What the task requires: Could you print the full listing again, exactly as written?

Supplied records:
*** Begin section ***

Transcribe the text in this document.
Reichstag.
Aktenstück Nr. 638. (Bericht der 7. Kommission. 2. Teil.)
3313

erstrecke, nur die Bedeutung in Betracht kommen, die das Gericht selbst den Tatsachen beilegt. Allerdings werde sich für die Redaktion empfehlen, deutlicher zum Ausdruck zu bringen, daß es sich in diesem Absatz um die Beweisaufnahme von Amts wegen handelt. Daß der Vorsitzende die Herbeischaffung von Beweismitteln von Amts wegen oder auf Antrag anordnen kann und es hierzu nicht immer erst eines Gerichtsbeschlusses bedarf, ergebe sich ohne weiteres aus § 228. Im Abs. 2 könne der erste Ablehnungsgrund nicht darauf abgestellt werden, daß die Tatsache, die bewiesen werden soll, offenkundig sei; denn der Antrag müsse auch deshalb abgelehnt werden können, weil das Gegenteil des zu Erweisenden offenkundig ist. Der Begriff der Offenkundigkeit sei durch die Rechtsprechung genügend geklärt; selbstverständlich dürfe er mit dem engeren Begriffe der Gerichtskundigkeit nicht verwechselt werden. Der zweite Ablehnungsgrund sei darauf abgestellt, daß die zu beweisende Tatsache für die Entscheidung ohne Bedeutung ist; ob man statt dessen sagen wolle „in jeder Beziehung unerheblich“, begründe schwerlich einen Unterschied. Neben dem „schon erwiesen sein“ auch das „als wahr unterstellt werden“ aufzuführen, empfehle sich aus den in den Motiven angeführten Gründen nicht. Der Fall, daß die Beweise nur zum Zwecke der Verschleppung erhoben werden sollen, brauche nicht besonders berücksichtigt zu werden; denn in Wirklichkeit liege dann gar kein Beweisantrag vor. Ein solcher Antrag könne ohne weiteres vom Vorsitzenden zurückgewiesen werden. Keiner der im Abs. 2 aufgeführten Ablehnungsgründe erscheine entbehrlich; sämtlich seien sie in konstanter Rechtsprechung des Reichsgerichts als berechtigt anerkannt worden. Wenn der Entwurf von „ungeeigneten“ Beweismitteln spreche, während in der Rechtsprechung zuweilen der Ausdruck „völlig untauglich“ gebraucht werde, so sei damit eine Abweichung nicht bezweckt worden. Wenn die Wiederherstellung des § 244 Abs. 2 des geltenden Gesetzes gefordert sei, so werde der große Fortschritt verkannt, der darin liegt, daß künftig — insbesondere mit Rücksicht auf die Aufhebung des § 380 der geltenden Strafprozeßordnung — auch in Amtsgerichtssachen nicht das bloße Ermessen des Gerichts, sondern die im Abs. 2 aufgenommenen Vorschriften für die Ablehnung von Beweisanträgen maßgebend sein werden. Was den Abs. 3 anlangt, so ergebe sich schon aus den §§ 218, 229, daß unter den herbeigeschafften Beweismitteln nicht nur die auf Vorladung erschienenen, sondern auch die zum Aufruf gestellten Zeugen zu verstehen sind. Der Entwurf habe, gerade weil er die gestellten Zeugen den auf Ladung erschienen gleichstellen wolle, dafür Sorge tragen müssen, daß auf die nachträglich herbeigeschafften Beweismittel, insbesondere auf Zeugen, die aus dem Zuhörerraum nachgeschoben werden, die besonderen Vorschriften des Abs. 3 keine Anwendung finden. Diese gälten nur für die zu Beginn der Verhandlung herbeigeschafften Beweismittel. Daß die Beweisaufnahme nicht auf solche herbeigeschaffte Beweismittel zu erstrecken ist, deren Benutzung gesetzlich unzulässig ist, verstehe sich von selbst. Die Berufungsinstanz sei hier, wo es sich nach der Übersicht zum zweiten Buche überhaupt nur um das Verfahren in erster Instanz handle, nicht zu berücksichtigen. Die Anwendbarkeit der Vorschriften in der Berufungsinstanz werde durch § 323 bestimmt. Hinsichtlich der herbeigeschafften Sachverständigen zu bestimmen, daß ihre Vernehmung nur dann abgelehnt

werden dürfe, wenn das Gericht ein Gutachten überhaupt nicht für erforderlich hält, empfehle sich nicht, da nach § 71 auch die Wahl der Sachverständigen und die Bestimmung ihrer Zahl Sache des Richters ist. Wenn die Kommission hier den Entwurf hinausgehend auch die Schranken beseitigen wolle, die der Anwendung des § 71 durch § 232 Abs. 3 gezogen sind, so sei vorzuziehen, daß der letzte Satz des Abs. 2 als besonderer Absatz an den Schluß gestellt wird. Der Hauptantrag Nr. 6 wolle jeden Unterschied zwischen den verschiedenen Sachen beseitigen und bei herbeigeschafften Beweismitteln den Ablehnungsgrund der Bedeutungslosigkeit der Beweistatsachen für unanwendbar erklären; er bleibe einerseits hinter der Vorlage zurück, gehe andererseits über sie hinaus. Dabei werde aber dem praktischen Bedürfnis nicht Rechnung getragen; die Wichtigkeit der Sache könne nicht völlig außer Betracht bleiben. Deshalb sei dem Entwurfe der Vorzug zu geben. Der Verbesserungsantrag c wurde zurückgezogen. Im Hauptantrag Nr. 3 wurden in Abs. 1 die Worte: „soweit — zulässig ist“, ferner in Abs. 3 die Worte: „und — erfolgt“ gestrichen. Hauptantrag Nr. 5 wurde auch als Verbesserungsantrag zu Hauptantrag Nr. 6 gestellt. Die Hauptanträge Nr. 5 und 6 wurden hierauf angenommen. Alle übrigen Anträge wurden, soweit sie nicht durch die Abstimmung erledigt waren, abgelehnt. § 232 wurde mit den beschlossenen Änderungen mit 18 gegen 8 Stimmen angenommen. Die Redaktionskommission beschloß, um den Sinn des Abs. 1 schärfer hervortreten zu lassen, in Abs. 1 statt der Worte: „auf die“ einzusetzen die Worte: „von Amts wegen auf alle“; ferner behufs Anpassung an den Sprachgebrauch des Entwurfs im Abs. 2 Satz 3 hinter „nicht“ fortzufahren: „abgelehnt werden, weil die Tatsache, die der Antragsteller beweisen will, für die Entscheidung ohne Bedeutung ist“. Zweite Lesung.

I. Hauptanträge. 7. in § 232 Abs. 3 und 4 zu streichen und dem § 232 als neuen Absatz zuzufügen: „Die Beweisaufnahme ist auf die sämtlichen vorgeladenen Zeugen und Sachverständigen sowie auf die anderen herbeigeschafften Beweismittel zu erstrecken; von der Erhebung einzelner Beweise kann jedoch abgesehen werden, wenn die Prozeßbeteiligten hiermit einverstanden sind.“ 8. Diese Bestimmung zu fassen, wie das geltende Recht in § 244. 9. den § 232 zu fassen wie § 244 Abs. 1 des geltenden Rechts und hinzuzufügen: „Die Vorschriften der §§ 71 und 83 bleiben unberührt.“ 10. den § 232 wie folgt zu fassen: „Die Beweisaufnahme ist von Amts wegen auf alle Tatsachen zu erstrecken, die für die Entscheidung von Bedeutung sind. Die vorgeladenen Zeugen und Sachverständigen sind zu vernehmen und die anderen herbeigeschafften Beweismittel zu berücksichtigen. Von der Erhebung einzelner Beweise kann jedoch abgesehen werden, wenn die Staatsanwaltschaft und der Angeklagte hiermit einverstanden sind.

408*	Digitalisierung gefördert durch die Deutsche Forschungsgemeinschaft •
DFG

*** End section ***

Exercise response:
Transcribe the text in this document.
Reichstag.
Aktenstück Nr. 638. (Bericht der 7. Kommission. 2. Teil.)
3313

erstrecke, nur die Bedeutung in Betracht kommen, die das Gericht selbst den Tatsachen beilegt. Allerdings werde sich für die Redaktion empfehlen, deutlicher zum Ausdruck zu bringen, daß es sich in diesem Absatz um die Beweisaufnahme von Amts wegen handelt. Daß der Vorsitzende die Herbeischaffung von Beweismitteln von Amts wegen oder auf Antrag anordnen kann und es hierzu nicht immer erst eines Gerichtsbeschlusses bedarf, ergebe sich ohne weiteres aus § 228. Im Abs. 2 könne der erste Ablehnungsgrund nicht darauf abgestellt werden, daß die Tatsache, die bewiesen werden soll, offenkundig sei; denn der Antrag müsse auch deshalb abgelehnt werden können, weil das Gegenteil des zu Erweisenden offenkundig ist. Der Begriff der Offenkundigkeit sei durch die Rechtsprechung genügend geklärt; selbstverständlich dürfe er mit dem engeren Begriffe der Gerichtskundigkeit nicht verwechselt werden. Der zweite Ablehnungsgrund sei darauf abgestellt, daß die zu beweisende Tatsache für die Entscheidung ohne Bedeutung ist; ob man statt dessen sagen wolle „in jeder Beziehung unerheblich“, begründe schwerlich einen Unterschied. Neben dem „schon erwiesen sein“ auch das „als wahr unterstellt werden“ aufzuführen, empfehle sich aus den in den Motiven angeführten Gründen nicht. Der Fall, daß die Beweise nur zum Zwecke der Verschleppung erhoben werden sollen, brauche nicht besonders berücksichtigt zu werden; denn in Wirklichkeit liege dann gar kein Beweisantrag vor. Ein solcher Antrag könne ohne weiteres vom Vorsitzenden zurückgewiesen werden. Keiner der im Abs. 2 aufgeführten Ablehnungsgründe erscheine entbehrlich; sämtlich seien sie in konstanter Rechtsprechung des Reichsgerichts als berechtigt anerkannt worden. Wenn der Entwurf von „ungeeigneten“ Beweismitteln spreche, während in der Rechtsprechung zuweilen der Ausdruck „völlig untauglich“ gebraucht werde, so sei damit eine Abweichung nicht bezweckt worden. Wenn die Wiederherstellung des § 244 Abs. 2 des geltenden Gesetzes gefordert sei, so werde der große Fortschritt verkannt, der darin liegt, daß künftig — insbesondere mit Rücksicht auf die Aufhebung des § 380 der geltenden Strafprozeßordnung — auch in Amtsgerichtssachen nicht das bloße Ermessen des Gerichts, sondern die im Abs. 2 aufgenommenen Vorschriften für die Ablehnung von Beweisanträgen maßgebend sein werden. Was den Abs. 3 anlangt, so ergebe sich schon aus den §§ 218, 229, daß unter den herbeigeschafften Beweismitteln nicht nur die auf Vorladung erschienenen, sondern auch die zum Aufruf gestellten Zeugen zu verstehen sind. Der Entwurf habe, gerade weil er die gestellten Zeugen den auf Ladung erschienen gleichstellen wolle, dafür Sorge tragen müssen, daß auf die nachträglich herbeigeschafften Beweismittel, insbesondere auf Zeugen, die aus dem Zuhörerraum nachgeschoben werden, die besonderen Vorschriften des Abs. 3 keine Anwendung finden. Diese gälten nur für die zu Beginn der Verhandlung herbeigeschafften Beweismittel. Daß die Beweisaufnahme nicht auf solche herbeigeschaffte Beweismittel zu erstrecken ist, deren Benutzung gesetzlich unzulässig ist, verstehe sich von selbst. Die Berufungsinstanz sei hier, wo es sich nach der Übersicht zum zweiten Buche überhaupt nur um das Verfahren in erster Instanz handle, nicht zu berücksichtigen. Die Anwendbarkeit der Vorschriften in der Berufungsinstanz werde durch § 323 bestimmt. Hinsichtlich der herbeigeschafften Sachverständigen zu bestimmen, daß ihre Vernehmung nur dann abgelehnt

werden dürfe, wenn das Gericht ein Gutachten überhaupt nicht für erforderlich hält, empfehle sich nicht, da nach § 71 auch die Wahl der Sachverständigen und die Bestimmung ihrer Zahl Sache des Richters ist. Wenn die Kommission hier den Entwurf hinausgehend auch die Schranken beseitigen wolle, die der Anwendung des § 71 durch § 232 Abs. 3 gezogen sind, so sei vorzuziehen, daß der letzte Satz des Abs. 2 als besonderer Absatz an den Schluß gestellt wird. Der Hauptantrag Nr. 6 wolle jeden Unterschied zwischen den verschiedenen Sachen beseitigen und bei herbeigeschafften Beweismitteln den Ablehnungsgrund der Bedeutungslosigkeit der Beweistatsachen für unanwendbar erklären; er bleibe einerseits hinter der Vorlage zurück, gehe andererseits über sie hinaus. Dabei werde aber dem praktischen Bedürfnis nicht Rechnung getragen; die Wichtigkeit der Sache könne nicht völlig außer Betracht bleiben. Deshalb sei dem Entwurfe der Vorzug zu geben. Der Verbesserungsantrag c wurde zurückgezogen. Im Hauptantrag Nr. 3 wurden in Abs. 1 die Worte: „soweit — zulässig ist“, ferner in Abs. 3 die Worte: „und — erfolgt“ gestrichen. Hauptantrag Nr. 5 wurde auch als Verbesserungsantrag zu Hauptantrag Nr. 6 gestellt. Die Hauptanträge Nr. 5 und 6 wurden hierauf angenommen. Alle übrigen Anträge wurden, soweit sie nicht durch die Abstimmung erledigt waren, abgelehnt. § 232 wurde mit den beschlossenen Änderungen mit 18 gegen 8 Stimmen angenommen. Die Redaktionskommission beschloß, um den Sinn des Abs. 1 schärfer hervortreten zu lassen, in Abs. 1 statt der Worte: „auf die“ einzusetzen die Worte: „von Amts wegen auf alle“; ferner behufs Anpassung an den Sprachgebrauch des Entwurfs im Abs. 2 Satz 3 hinter „nicht“ fortzufahren: „abgelehnt werden, weil die Tatsache, die der Antragsteller beweisen will, für die Entscheidung ohne Bedeutung ist“. Zweite Lesung.

I. Hauptanträge. 7. in § 232 Abs. 3 und 4 zu streichen und dem § 232 als neuen Absatz zuzufügen: „Die Beweisaufnahme ist auf die sämtlichen vorgeladenen Zeugen und Sachverständigen sowie auf die anderen herbeigeschafften Beweismittel zu erstrecken; von der Erhebung einzelner Beweise kann jedoch abgesehen werden, wenn die Prozeßbeteiligten hiermit einverstanden sind.“ 8. Diese Bestimmung zu fassen, wie das geltende Recht in § 244. 9. den § 232 zu fassen wie § 244 Abs. 1 des geltenden Rechts und hinzuzufügen: „Die Vorschriften der §§ 71 und 83 bleiben unberührt.“ 10. den § 232 wie folgt zu fassen: „Die Beweisaufnahme ist von Amts wegen auf alle Tatsachen zu erstrecken, die für die Entscheidung von Bedeutung sind. Die vorgeladenen Zeugen und Sachverständigen sind zu vernehmen und die anderen herbeigeschafften Beweismittel zu berücksichtigen. Von der Erhebung einzelner Beweise kann jedoch abgesehen werden, wenn die Staatsanwaltschaft und der Angeklagte hiermit einverstanden sind.

408*	Digitalisierung gefördert durch die Deutsche Forschungsgemeinschaft •
DFG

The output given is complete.